The task => Could you transcribe every record below exactly as written, leaving out any pictures?

Entries taken from a collection:
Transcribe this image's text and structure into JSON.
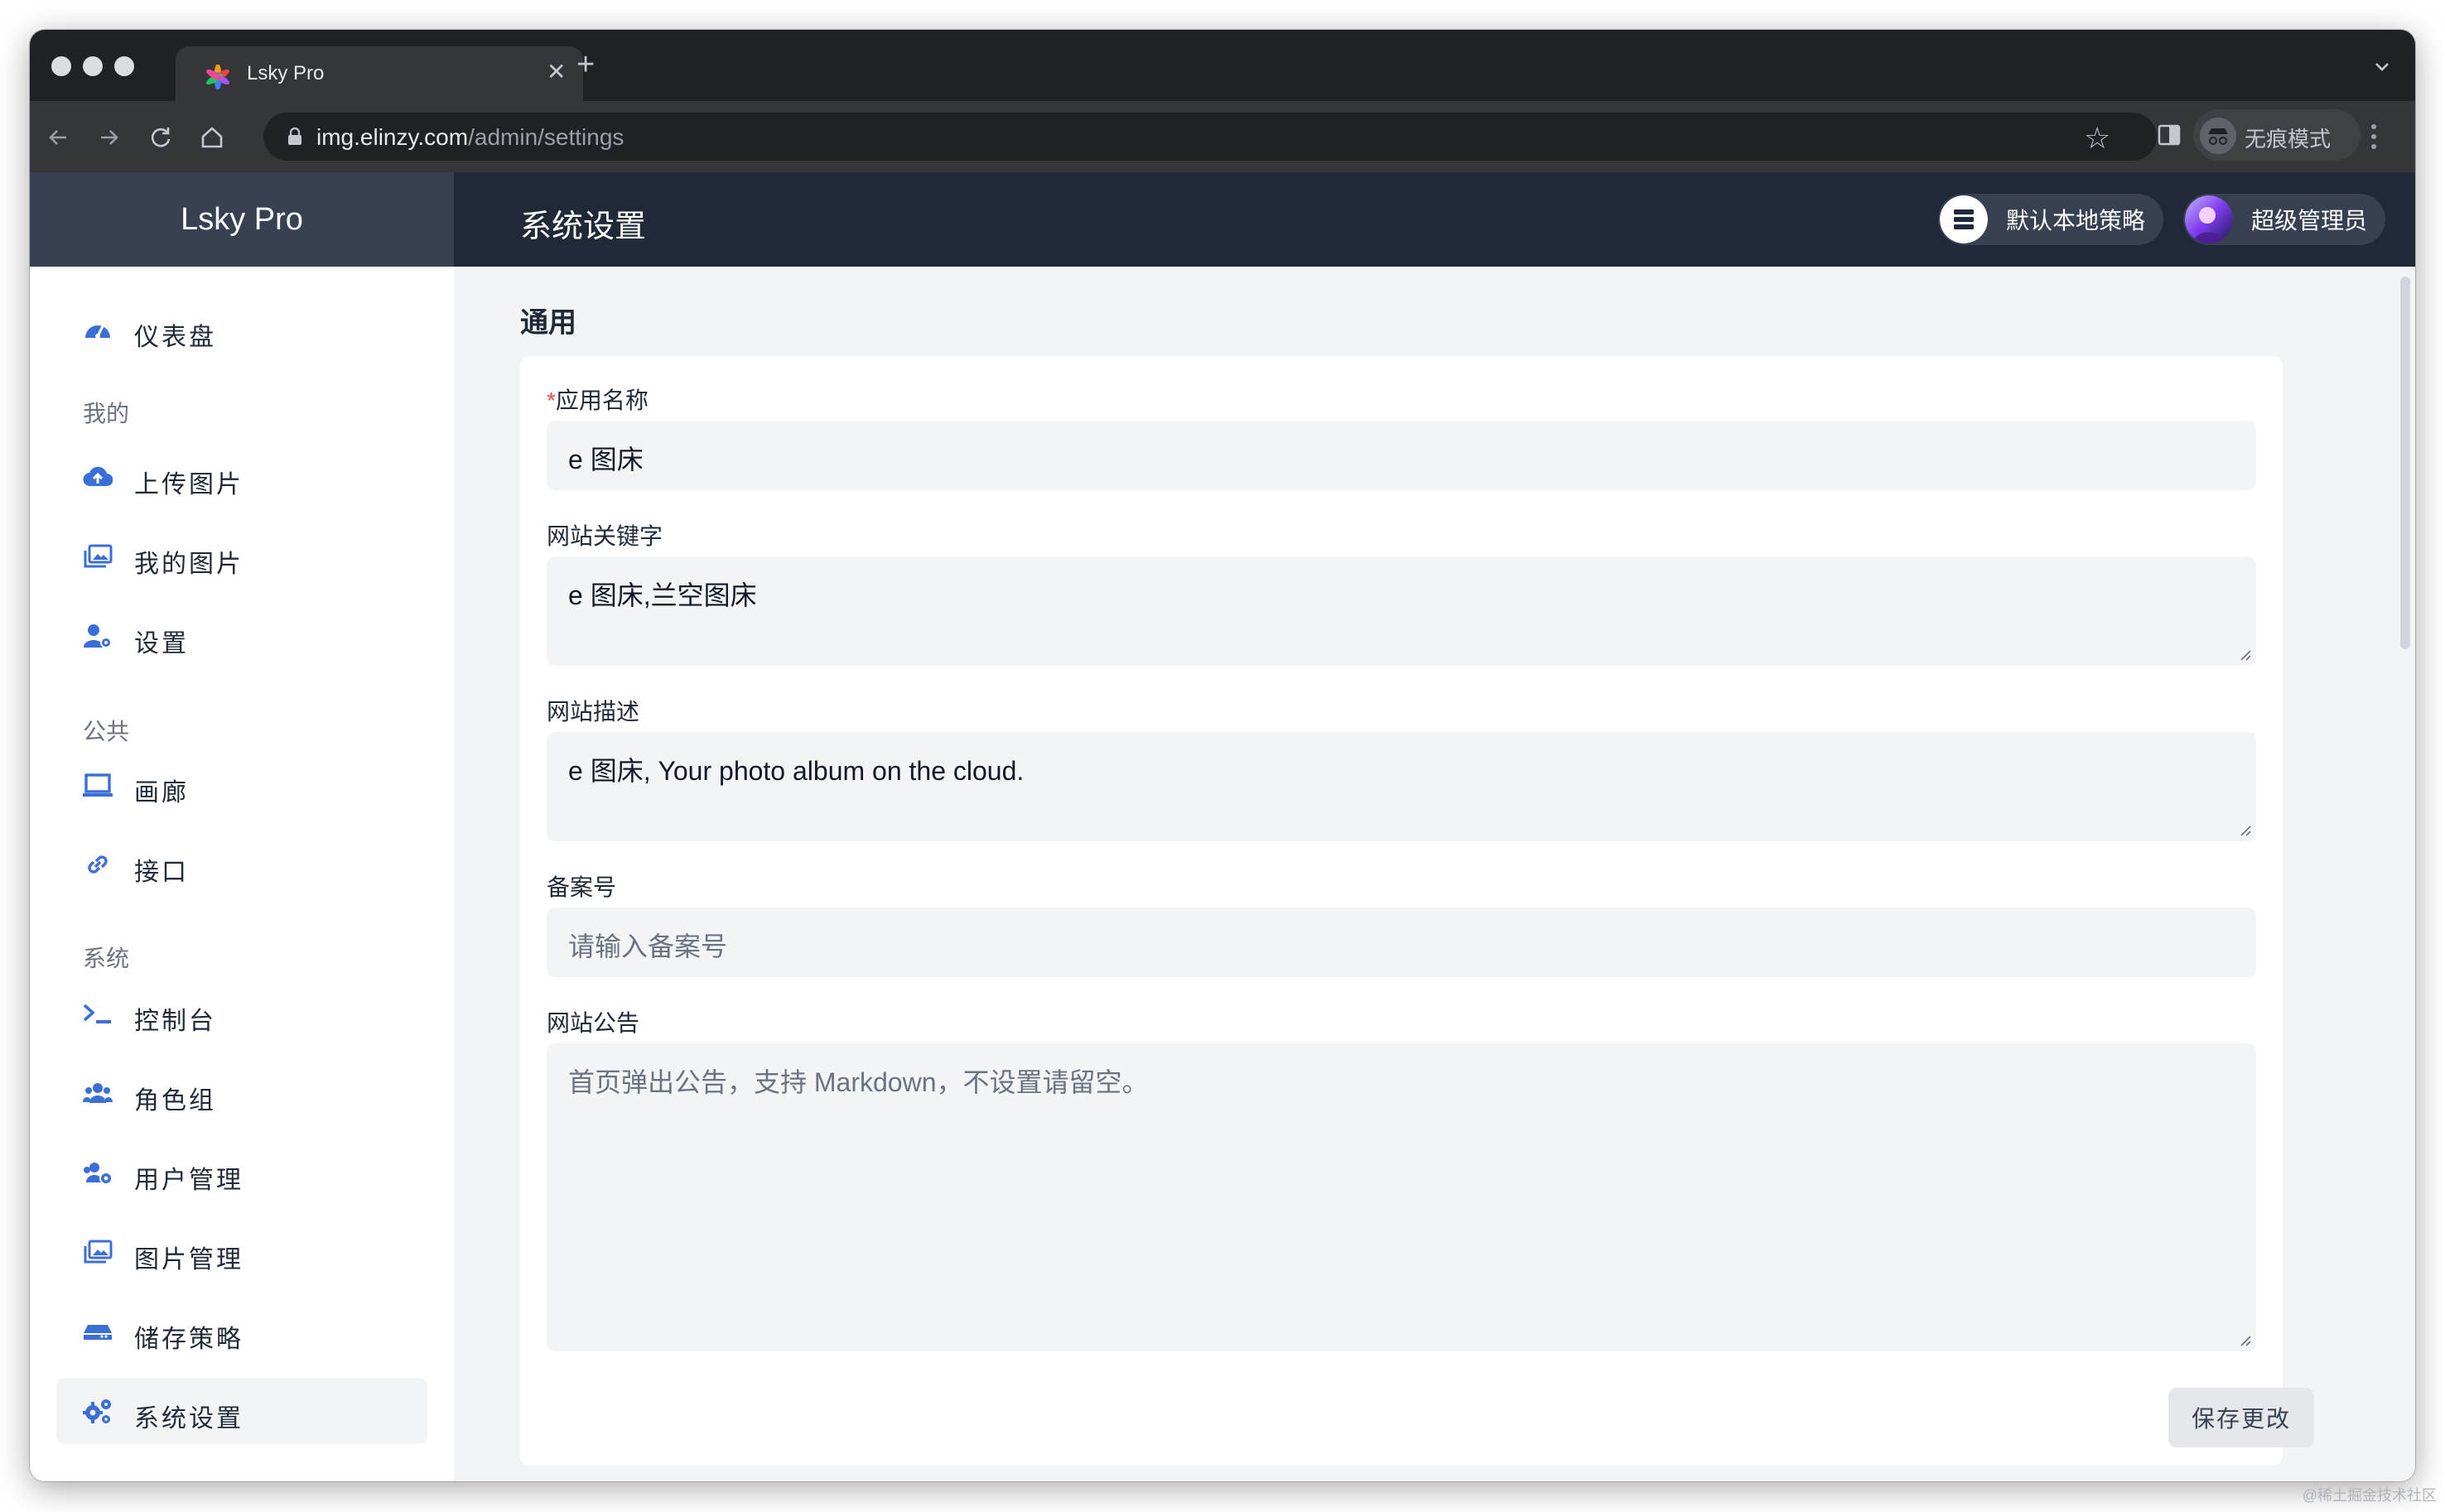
{
  "browser": {
    "tab_title": "Lsky Pro",
    "url_host": "img.elinzy.com",
    "url_path": "/admin/settings",
    "incognito_label": "无痕模式"
  },
  "app": {
    "brand": "Lsky Pro",
    "page_title": "系统设置",
    "strategy_label": "默认本地策略",
    "user_label": "超级管理员"
  },
  "sidebar": {
    "dashboard": "仪表盘",
    "section_mine": "我的",
    "upload": "上传图片",
    "my_images": "我的图片",
    "settings": "设置",
    "section_public": "公共",
    "gallery": "画廊",
    "api": "接口",
    "section_system": "系统",
    "console": "控制台",
    "roles": "角色组",
    "users": "用户管理",
    "images": "图片管理",
    "strategies": "储存策略",
    "system_settings": "系统设置"
  },
  "form": {
    "section_title": "通用",
    "app_name_required": "*",
    "app_name_label": "应用名称",
    "app_name_value": "e 图床",
    "keywords_label": "网站关键字",
    "keywords_value": "e 图床,兰空图床",
    "description_label": "网站描述",
    "description_value": "e 图床, Your photo album on the cloud.",
    "icp_label": "备案号",
    "icp_placeholder": "请输入备案号",
    "notice_label": "网站公告",
    "notice_placeholder": "首页弹出公告，支持 Markdown，不设置请留空。",
    "save_label": "保存更改"
  },
  "watermark": "@稀土掘金技术社区",
  "colors": {
    "accent": "#3b6fd8",
    "topbar": "#1f2937",
    "brand_bg": "#374151",
    "page_bg": "#f3f4f6",
    "required": "#ef4444"
  }
}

Solved exercise =>
Transcribe this image's text and structure into JSON.
{
  "browser": {
    "tab_title": "Lsky Pro",
    "url_host": "img.elinzy.com",
    "url_path": "/admin/settings",
    "incognito_label": "无痕模式"
  },
  "app": {
    "brand": "Lsky Pro",
    "page_title": "系统设置",
    "strategy_label": "默认本地策略",
    "user_label": "超级管理员"
  },
  "sidebar": {
    "dashboard": "仪表盘",
    "section_mine": "我的",
    "upload": "上传图片",
    "my_images": "我的图片",
    "settings": "设置",
    "section_public": "公共",
    "gallery": "画廊",
    "api": "接口",
    "section_system": "系统",
    "console": "控制台",
    "roles": "角色组",
    "users": "用户管理",
    "images": "图片管理",
    "strategies": "储存策略",
    "system_settings": "系统设置"
  },
  "form": {
    "section_title": "通用",
    "app_name_required": "*",
    "app_name_label": "应用名称",
    "app_name_value": "e 图床",
    "keywords_label": "网站关键字",
    "keywords_value": "e 图床,兰空图床",
    "description_label": "网站描述",
    "description_value": "e 图床, Your photo album on the cloud.",
    "icp_label": "备案号",
    "icp_placeholder": "请输入备案号",
    "notice_label": "网站公告",
    "notice_placeholder": "首页弹出公告，支持 Markdown，不设置请留空。",
    "save_label": "保存更改"
  },
  "watermark": "@稀土掘金技术社区",
  "colors": {
    "accent": "#3b6fd8",
    "topbar": "#1f2937",
    "brand_bg": "#374151",
    "page_bg": "#f3f4f6",
    "required": "#ef4444"
  }
}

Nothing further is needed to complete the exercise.